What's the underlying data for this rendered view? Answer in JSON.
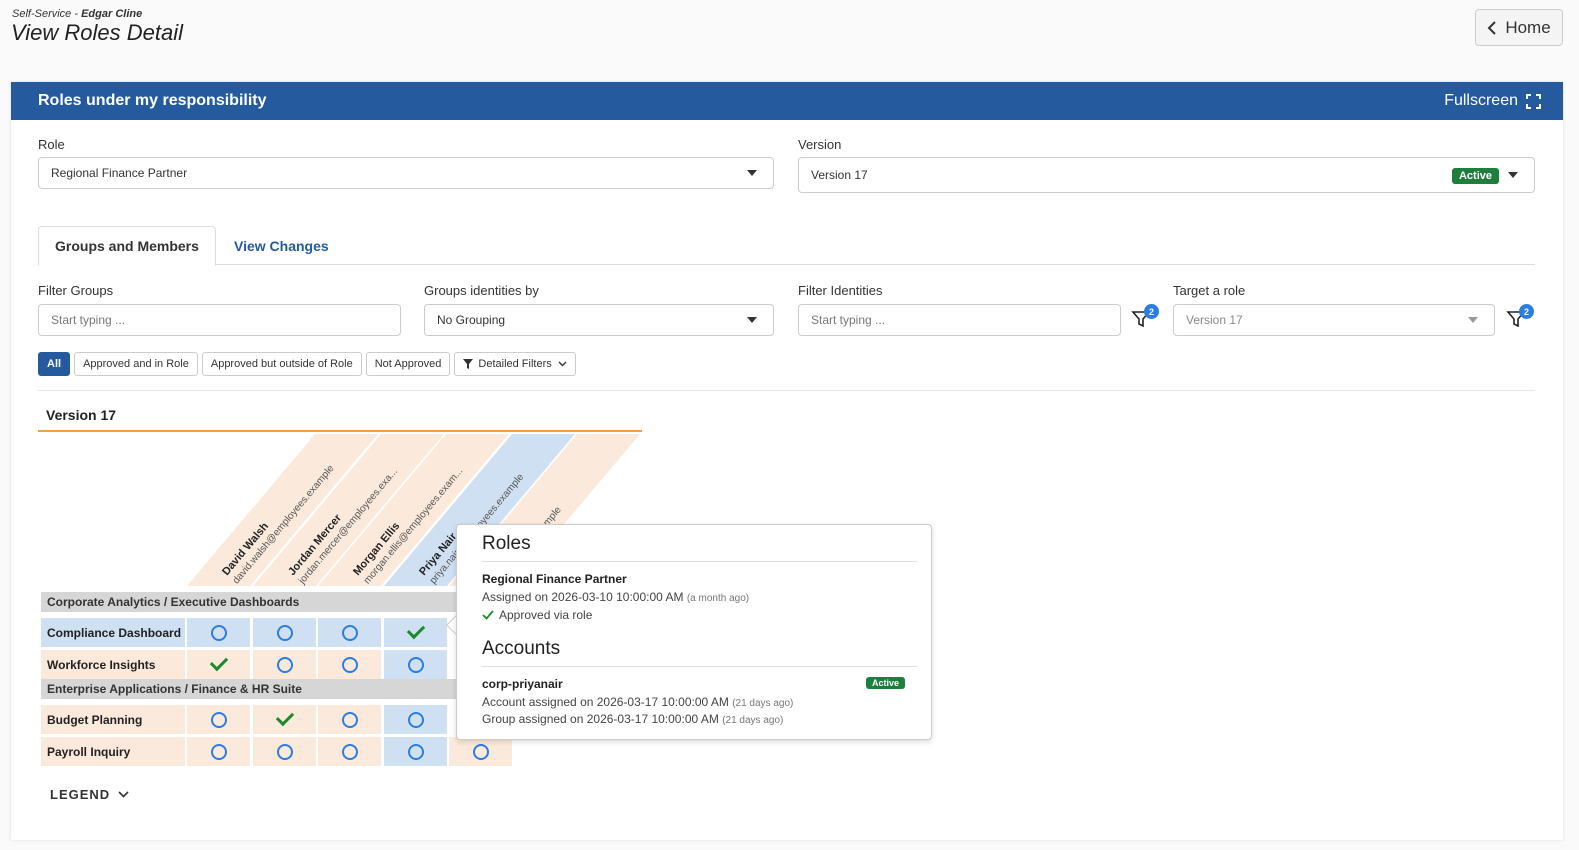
{
  "header": {
    "breadcrumb_prefix": "Self-Service -",
    "breadcrumb_user": "Edgar Cline",
    "title": "View Roles Detail",
    "home_label": "Home"
  },
  "card": {
    "title": "Roles under my responsibility",
    "fullscreen_label": "Fullscreen"
  },
  "role": {
    "label": "Role",
    "value": "Regional Finance Partner"
  },
  "version": {
    "label": "Version",
    "value": "Version 17",
    "badge": "Active"
  },
  "tabs": [
    {
      "label": "Groups and Members",
      "active": true
    },
    {
      "label": "View Changes",
      "active": false
    }
  ],
  "filters": {
    "filter_groups_label": "Filter Groups",
    "filter_groups_placeholder": "Start typing ...",
    "group_by_label": "Groups identities by",
    "group_by_value": "No Grouping",
    "filter_identities_label": "Filter Identities",
    "filter_identities_placeholder": "Start typing ...",
    "identities_filter_count": "2",
    "target_role_label": "Target a role",
    "target_role_value": "Version 17",
    "target_filter_count": "2"
  },
  "chips": [
    "All",
    "Approved and in Role",
    "Approved but outside of Role",
    "Not Approved",
    "Detailed Filters"
  ],
  "matrix": {
    "version_title": "Version 17",
    "identities": [
      {
        "name": "David Walsh",
        "email": "david.walsh@employees.example",
        "highlight": false
      },
      {
        "name": "Jordan Mercer",
        "email": "jordan.mercer@employees.exa...",
        "highlight": false
      },
      {
        "name": "Morgan Ellis",
        "email": "morgan.ellis@employees.exam...",
        "highlight": false
      },
      {
        "name": "Priya Nair",
        "email": "priya.nair@employees.example",
        "highlight": true
      },
      {
        "name": "",
        "email": "...employees.example",
        "highlight": false
      }
    ],
    "groups": [
      {
        "title": "Corporate Analytics / Executive Dashboards",
        "rows": [
          {
            "label": "Compliance Dashboard",
            "highlight": true,
            "cells": [
              "circle",
              "circle",
              "circle",
              "check",
              "hidden"
            ]
          },
          {
            "label": "Workforce Insights",
            "highlight": false,
            "cells": [
              "check",
              "circle",
              "circle",
              "circle",
              "hidden"
            ]
          }
        ]
      },
      {
        "title": "Enterprise Applications / Finance & HR Suite",
        "rows": [
          {
            "label": "Budget Planning",
            "highlight": false,
            "cells": [
              "circle",
              "check",
              "circle",
              "circle",
              "hidden"
            ]
          },
          {
            "label": "Payroll Inquiry",
            "highlight": false,
            "cells": [
              "circle",
              "circle",
              "circle",
              "circle",
              "circle"
            ]
          }
        ]
      }
    ],
    "legend_label": "LEGEND"
  },
  "popup": {
    "roles_heading": "Roles",
    "role_name": "Regional Finance Partner",
    "role_assigned": "Assigned on 2026-03-10 10:00:00 AM",
    "role_assigned_rel": "(a month ago)",
    "role_status": "Approved via role",
    "accounts_heading": "Accounts",
    "account_name": "corp-priyanair",
    "account_badge": "Active",
    "account_assigned": "Account assigned on 2026-03-17 10:00:00 AM",
    "account_assigned_rel": "(21 days ago)",
    "group_assigned": "Group assigned on 2026-03-17 10:00:00 AM",
    "group_assigned_rel": "(21 days ago)"
  },
  "colors": {
    "primary": "#255b9e",
    "peach": "#fbeadb",
    "highlight_blue": "#cfe0f3",
    "active_green": "#1e7e3c"
  }
}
--
*WORK TO COMPLETE*
Single out each line of the records above with the string "email" in it, and copy it.

*TASK ANSWER*
        "email": "david.walsh@employees.example",
        "email": "jordan.mercer@employees.exa...",
        "email": "morgan.ellis@employees.exam...",
        "email": "priya.nair@employees.example",
        "email": "...employees.example",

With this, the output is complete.